### SHORT TASK A
Print the following piece on Hugh Le Caine word for word, in full.

Hugh Le Caine

Arvid Tomayko-Peters
MU0011- Sat, October 11, 2003

Drip, drop – “Dripsody”! – an entire piece of music composed using the sound of one drop of water falling into a bucket. The first voltage controlled synthesizer, called the “Electronic Sackbut”. An early looping multi-track tape machine called the “Special Purpose Tape Recorder”. A controllable Oscillator Bank producing 200 sine wave tones 5 Hz apart. A programmable analog serial music sequencer. These and more are the work of one man – and clearly one with a sense of humor – in the late 1940s, early 50s none the less. Hugh Le Caine was an important pioneer in the fields of early music synthesis and recording and a composer in his own right.
Le Caine's work in both invention and composition was a result of his dual capabilities as both a scientist and a musician. For instance, the electronic components that Le Caine used were not new in themselves – many of the oscillators and filters were used in the radar technology with which Le Caine had worked with extensively. But no one had yet thought of reducing the frequencies to the level of human hearing and using that to create music. Le Caine held a master of science degree from Queen's University, became a member of the National Research Council of Canada (NRC) and did graduate work in physics in England. Le Caine worked extensively with radar at the NRC, but devoted much of his time at home to the creation of new electronic musical devices. Eventually the NRC gave him a studio to work on creating electronic musical instruments.

### SHORT TASK B
Render the entries starting at the line that contains "List UI elements" and ending at the line that contains "Text: -: - <box>1041 61 1045 70</box>", both included, as a JSON list of strings with one string per line and blank lines omitted.

### DATA IN THIS EXERCISE
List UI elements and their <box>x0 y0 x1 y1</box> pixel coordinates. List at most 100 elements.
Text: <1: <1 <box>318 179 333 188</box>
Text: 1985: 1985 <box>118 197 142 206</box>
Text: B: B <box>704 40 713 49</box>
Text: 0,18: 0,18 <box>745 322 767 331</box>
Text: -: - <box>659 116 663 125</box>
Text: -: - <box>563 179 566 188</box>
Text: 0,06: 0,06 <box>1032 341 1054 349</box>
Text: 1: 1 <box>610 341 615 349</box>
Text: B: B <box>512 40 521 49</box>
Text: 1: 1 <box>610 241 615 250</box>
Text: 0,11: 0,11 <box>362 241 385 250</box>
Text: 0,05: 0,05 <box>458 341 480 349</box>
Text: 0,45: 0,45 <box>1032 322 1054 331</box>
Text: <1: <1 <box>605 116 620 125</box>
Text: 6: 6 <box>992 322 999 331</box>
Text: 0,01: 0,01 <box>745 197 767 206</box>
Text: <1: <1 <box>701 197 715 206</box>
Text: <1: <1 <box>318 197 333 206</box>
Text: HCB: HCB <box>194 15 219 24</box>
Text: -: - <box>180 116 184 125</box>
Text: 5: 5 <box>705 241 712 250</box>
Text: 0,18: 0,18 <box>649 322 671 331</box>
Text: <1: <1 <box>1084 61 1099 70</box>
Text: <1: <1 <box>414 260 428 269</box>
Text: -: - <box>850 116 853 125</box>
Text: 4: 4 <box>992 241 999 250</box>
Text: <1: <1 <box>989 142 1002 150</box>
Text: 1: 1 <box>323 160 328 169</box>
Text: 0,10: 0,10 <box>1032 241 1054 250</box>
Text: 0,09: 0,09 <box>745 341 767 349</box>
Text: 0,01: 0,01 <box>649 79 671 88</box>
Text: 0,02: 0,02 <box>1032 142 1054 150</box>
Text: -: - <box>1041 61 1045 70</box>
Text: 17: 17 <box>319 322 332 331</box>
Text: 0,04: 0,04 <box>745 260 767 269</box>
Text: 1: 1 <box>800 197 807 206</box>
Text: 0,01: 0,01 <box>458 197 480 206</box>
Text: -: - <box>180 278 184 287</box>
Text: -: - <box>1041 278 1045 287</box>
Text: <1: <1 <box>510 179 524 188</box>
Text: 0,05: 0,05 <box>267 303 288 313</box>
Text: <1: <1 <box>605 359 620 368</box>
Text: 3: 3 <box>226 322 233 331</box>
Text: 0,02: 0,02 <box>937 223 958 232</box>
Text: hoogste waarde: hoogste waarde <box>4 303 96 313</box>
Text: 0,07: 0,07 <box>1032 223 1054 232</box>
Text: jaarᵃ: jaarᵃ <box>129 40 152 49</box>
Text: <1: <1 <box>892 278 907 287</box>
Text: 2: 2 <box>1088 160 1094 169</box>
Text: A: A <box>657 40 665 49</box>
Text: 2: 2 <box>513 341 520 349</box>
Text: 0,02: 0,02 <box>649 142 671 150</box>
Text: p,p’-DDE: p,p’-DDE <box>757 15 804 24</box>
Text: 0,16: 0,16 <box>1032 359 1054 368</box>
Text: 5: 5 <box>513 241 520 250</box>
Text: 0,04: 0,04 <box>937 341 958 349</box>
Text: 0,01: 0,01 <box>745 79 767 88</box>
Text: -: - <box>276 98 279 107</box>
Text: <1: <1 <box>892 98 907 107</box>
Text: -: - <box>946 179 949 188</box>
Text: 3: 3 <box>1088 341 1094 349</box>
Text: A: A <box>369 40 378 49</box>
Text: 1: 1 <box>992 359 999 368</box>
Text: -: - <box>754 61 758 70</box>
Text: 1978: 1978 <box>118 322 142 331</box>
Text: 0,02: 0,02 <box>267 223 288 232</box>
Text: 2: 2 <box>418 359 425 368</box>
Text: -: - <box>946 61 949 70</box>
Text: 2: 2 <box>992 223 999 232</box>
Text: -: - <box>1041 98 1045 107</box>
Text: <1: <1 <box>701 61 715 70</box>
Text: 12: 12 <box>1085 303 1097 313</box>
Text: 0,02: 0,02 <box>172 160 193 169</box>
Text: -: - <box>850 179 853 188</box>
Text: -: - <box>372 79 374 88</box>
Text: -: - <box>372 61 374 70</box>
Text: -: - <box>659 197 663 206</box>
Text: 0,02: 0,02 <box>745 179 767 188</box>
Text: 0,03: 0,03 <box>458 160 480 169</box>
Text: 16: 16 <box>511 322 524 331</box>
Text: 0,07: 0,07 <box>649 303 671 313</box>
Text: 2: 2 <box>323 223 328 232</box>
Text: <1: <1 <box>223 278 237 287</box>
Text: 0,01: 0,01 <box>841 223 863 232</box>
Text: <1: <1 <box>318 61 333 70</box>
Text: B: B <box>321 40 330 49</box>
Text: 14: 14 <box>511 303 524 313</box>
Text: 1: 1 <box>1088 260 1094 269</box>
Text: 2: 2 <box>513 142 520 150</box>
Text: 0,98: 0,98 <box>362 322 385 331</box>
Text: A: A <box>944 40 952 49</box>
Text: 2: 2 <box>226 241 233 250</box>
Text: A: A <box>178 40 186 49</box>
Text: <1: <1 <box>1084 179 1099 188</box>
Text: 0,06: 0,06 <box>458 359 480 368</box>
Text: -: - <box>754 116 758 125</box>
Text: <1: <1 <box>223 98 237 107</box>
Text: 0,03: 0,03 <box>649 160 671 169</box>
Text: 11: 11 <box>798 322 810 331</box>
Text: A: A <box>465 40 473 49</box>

--

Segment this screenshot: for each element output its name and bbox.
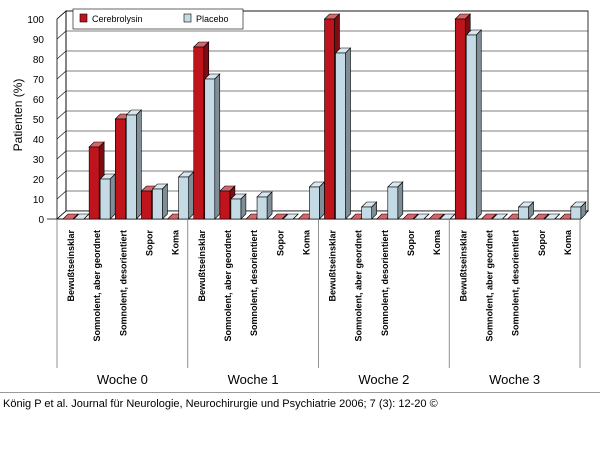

* * *

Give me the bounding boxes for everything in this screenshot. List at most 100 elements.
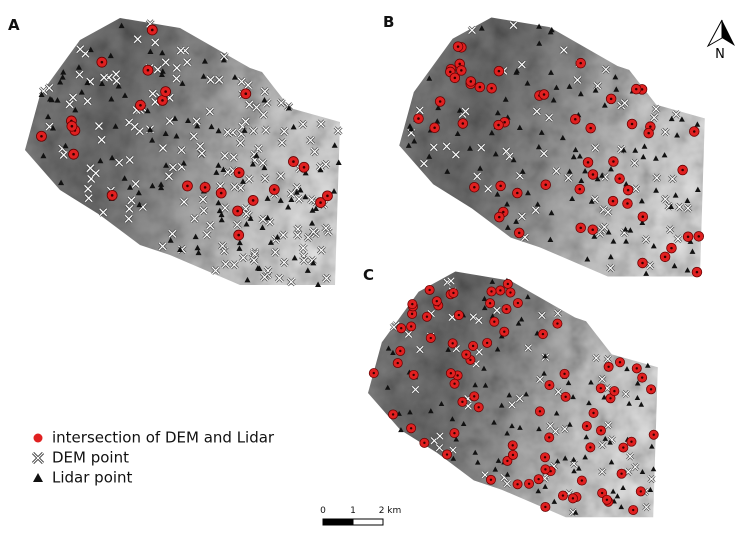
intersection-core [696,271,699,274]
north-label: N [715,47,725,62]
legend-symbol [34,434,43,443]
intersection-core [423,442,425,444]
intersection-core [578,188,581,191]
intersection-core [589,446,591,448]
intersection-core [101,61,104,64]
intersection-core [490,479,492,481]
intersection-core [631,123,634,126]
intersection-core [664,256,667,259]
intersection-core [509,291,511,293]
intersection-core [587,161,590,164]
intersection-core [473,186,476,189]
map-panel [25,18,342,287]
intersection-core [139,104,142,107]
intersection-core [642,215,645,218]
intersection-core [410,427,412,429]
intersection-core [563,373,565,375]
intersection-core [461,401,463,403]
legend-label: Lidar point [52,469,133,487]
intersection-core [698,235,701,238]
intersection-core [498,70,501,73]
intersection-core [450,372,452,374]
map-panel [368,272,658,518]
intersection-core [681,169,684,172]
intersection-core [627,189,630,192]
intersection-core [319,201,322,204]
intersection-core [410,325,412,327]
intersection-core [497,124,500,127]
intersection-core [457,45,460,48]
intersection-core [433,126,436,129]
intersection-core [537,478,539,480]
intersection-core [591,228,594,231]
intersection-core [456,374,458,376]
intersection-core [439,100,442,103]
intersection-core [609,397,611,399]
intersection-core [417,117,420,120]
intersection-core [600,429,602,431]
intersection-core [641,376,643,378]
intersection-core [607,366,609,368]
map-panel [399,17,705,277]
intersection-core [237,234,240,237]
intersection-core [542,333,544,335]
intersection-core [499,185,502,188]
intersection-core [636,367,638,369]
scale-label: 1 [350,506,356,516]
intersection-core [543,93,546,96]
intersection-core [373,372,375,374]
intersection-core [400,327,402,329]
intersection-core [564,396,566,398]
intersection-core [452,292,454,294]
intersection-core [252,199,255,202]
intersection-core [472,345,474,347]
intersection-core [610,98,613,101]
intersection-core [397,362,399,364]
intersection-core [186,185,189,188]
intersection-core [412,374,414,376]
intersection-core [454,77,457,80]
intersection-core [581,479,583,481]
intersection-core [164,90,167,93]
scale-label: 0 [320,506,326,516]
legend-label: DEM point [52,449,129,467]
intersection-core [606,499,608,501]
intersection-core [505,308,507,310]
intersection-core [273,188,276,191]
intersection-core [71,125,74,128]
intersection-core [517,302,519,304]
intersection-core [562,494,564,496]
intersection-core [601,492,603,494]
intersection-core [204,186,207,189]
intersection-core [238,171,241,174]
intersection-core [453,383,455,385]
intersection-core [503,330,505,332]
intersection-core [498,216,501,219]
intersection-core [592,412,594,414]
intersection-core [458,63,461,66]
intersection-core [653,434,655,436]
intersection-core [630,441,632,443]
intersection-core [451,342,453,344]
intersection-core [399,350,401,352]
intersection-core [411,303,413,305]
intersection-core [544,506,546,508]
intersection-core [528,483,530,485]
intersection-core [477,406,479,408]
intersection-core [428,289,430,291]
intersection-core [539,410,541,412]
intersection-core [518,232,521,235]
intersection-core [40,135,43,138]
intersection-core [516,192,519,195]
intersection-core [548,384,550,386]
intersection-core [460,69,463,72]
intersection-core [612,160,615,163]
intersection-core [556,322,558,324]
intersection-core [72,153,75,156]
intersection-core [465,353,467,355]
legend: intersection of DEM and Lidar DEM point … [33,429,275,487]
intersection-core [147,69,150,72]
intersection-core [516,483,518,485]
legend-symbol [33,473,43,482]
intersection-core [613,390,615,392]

### TASK OUTPUT A
Hugh Le Caine

Arvid Tomayko-Peters
MU0011- Sat, October 11, 2003

Drip, drop – “Dripsody”! – an entire piece of music composed using the sound of one drop of water falling into a bucket. The first voltage controlled synthesizer, called the “Electronic Sackbut”. An early looping multi-track tape machine called the “Special Purpose Tape Recorder”. A controllable Oscillator Bank producing 200 sine wave tones 5 Hz apart. A programmable analog serial music sequencer. These and more are the work of one man – and clearly one with a sense of humor – in the late 1940s, early 50s none the less. Hugh Le Caine was an important pioneer in the fields of early music synthesis and recording and a composer in his own right.
Le Caine's work in both invention and composition was a result of his dual capabilities as both a scientist and a musician. For instance, the electronic components that Le Caine used were not new in themselves – many of the oscillators and filters were used in the radar technology with which Le Caine had worked with extensively. But no one had yet thought of reducing the frequencies to the level of human hearing and using that to create music. Le Caine held a master of science degree from Queen's University, became a member of the National Research Council of Canada (NRC) and did graduate work in physics in England. Le Caine worked extensively with radar at the NRC, but devoted much of his time at home to the creation of new electronic musical devices. Eventually the NRC gave him a studio to work on creating electronic musical instruments.

### TASK OUTPUT B
[
  "List UI elements and their <box>x0 y0 x1 y1</box> pixel coordinates. List at most 100 elements.",
  "Text: <1: <1 <box>318 179 333 188</box>",
  "Text: 1985: 1985 <box>118 197 142 206</box>",
  "Text: B: B <box>704 40 713 49</box>",
  "Text: 0,18: 0,18 <box>745 322 767 331</box>",
  "Text: -: - <box>659 116 663 125</box>",
  "Text: -: - <box>563 179 566 188</box>",
  "Text: 0,06: 0,06 <box>1032 341 1054 349</box>",
  "Text: 1: 1 <box>610 341 615 349</box>",
  "Text: B: B <box>512 40 521 49</box>",
  "Text: 1: 1 <box>610 241 615 250</box>",
  "Text: 0,11: 0,11 <box>362 241 385 250</box>",
  "Text: 0,05: 0,05 <box>458 341 480 349</box>",
  "Text: 0,45: 0,45 <box>1032 322 1054 331</box>",
  "Text: <1: <1 <box>605 116 620 125</box>",
  "Text: 6: 6 <box>992 322 999 331</box>",
  "Text: 0,01: 0,01 <box>745 197 767 206</box>",
  "Text: <1: <1 <box>701 197 715 206</box>",
  "Text: <1: <1 <box>318 197 333 206</box>",
  "Text: HCB: HCB <box>194 15 219 24</box>",
  "Text: -: - <box>180 116 184 125</box>",
  "Text: 5: 5 <box>705 241 712 250</box>",
  "Text: 0,18: 0,18 <box>649 322 671 331</box>",
  "Text: <1: <1 <box>1084 61 1099 70</box>",
  "Text: <1: <1 <box>414 260 428 269</box>",
  "Text: -: - <box>850 116 853 125</box>",
  "Text: 4: 4 <box>992 241 999 250</box>",
  "Text: <1: <1 <box>989 142 1002 150</box>",
  "Text: 1: 1 <box>323 160 328 169</box>",
  "Text: 0,10: 0,10 <box>1032 241 1054 250</box>",
  "Text: 0,09: 0,09 <box>745 341 767 349</box>",
  "Text: 0,01: 0,01 <box>649 79 671 88</box>",
  "Text: 0,02: 0,02 <box>1032 142 1054 150</box>",
  "Text: -: - <box>1041 61 1045 70</box>"
]